Есть мнение, что победить коррупцию не только сложно, но по первости еще и очень болезненно. Когда Coca-Cola использует буддистское «живи здесь и сейчас» в качестве рекламного слогана, болезненность реформ становится ощутима: они направлены в отдаленное будущее, которое невозможно потрогать как не-место (утопия). Кто из молодых людей, занося в рот лакомый кусочек гастрономии или улетая в стратосферы очередного музыкального феста, может про себя мыслить в долгой перспективе (10-15 лет), — и что можно помыслить в такой отдаленной перспективе, кроме идеологических штампов (стабильный заработок, большая семья, ипотека)? Мы находимся на краю катастрофы, если верить голливудским апокалиптическим сюжетам и глобальному климатическому скептицизму или предвкушать третью мировую/революцию, а значит будущее — это больно, любой конкретный сценарий будущего хочется коррумпировать и остаться в настоящем, где всякое будущее возможно себе купить.

Данные сегментации страницы
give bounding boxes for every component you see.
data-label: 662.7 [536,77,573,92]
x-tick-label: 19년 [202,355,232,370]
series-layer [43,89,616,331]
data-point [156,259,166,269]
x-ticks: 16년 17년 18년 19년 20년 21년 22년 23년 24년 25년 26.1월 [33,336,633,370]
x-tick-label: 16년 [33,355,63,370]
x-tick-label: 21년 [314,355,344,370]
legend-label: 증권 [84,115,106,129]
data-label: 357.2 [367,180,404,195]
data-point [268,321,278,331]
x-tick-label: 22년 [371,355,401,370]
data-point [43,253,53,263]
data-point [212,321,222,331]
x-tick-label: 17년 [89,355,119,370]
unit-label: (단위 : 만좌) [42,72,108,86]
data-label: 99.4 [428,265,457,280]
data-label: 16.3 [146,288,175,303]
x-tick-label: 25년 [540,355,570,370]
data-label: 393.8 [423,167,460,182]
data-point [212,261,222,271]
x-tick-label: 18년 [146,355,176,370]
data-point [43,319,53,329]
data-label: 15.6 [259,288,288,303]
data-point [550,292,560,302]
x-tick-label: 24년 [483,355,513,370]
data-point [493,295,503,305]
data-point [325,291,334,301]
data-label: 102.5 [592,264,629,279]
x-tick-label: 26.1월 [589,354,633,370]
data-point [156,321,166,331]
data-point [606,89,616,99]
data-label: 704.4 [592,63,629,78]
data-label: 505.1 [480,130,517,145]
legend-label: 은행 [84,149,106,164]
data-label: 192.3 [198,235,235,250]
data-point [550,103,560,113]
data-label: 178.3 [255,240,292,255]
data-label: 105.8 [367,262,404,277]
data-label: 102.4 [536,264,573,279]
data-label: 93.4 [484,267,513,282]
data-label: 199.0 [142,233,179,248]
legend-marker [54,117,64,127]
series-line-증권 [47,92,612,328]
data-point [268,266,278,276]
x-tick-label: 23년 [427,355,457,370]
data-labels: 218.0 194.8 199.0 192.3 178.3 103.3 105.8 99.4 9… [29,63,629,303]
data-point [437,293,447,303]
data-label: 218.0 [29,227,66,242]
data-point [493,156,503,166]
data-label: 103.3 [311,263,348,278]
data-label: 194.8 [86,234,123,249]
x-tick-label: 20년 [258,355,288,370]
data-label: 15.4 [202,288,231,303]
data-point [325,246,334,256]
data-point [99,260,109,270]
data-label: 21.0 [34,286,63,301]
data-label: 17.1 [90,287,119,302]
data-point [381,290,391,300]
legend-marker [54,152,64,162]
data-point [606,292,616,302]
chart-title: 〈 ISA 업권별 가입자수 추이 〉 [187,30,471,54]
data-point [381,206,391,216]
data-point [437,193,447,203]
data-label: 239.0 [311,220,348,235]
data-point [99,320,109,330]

УСЛОВИЯ ЗАДАНИЙ
**1)** Какой срок текст о коррупции и будущем называет долгой перспективой?
**2)** Продолжите текст о коррупции и будущем с места, где он заканчивается.
Записи — это отдельный материал.

ОТВЕТЫ НА ЗАДАНИЯ
**1)** 10–15 лет.

**2)**
Успешная борьба с коррупцией — это фантазия, наравне с безвизовым режимом в Шенген, думать о ней так же приятно, как планировать уик-энд в чистой европейской столице. Однако как парк Горького или новомодные Садовники реальны при коррупции, так и сама коррупция реальна при фантазии об ее отсутствии, в нас же самих. Процедуры согласования строительства, гаишник, школьный экзамен нуждаются в коррупции, чтобы обрести смысл собственного существования, а человек нуждается в бездарных рынках и законах, чтобы вспомнить, как важен ему близкий человеческий контакт. И если нет другого способа обратить друг на друга внимание, то и коррупция сойдет.